---- Rows

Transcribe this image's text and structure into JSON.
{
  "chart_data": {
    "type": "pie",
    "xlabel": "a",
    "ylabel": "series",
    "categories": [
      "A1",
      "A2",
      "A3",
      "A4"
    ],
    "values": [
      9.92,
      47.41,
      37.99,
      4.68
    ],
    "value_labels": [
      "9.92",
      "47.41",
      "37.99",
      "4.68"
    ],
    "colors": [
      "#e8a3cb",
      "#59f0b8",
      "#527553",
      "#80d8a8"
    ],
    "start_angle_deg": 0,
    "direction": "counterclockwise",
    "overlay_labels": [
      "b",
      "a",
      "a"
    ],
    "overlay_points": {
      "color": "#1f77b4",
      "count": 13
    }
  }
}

--------

Set problem: Using the data above, reproduce every line exactly.

Exercise answer:
Transcribe this image's text and structure into JSON.
{
  "chart_data": {
    "type": "pie",
    "xlabel": "a",
    "ylabel": "series",
    "categories": [
      "A1",
      "A2",
      "A3",
      "A4"
    ],
    "values": [
      9.92,
      47.41,
      37.99,
      4.68
    ],
    "value_labels": [
      "9.92",
      "47.41",
      "37.99",
      "4.68"
    ],
    "colors": [
      "#e8a3cb",
      "#59f0b8",
      "#527553",
      "#80d8a8"
    ],
    "start_angle_deg": 0,
    "direction": "counterclockwise",
    "overlay_labels": [
      "b",
      "a",
      "a"
    ],
    "overlay_points": {
      "color": "#1f77b4",
      "count": 13
    }
  }
}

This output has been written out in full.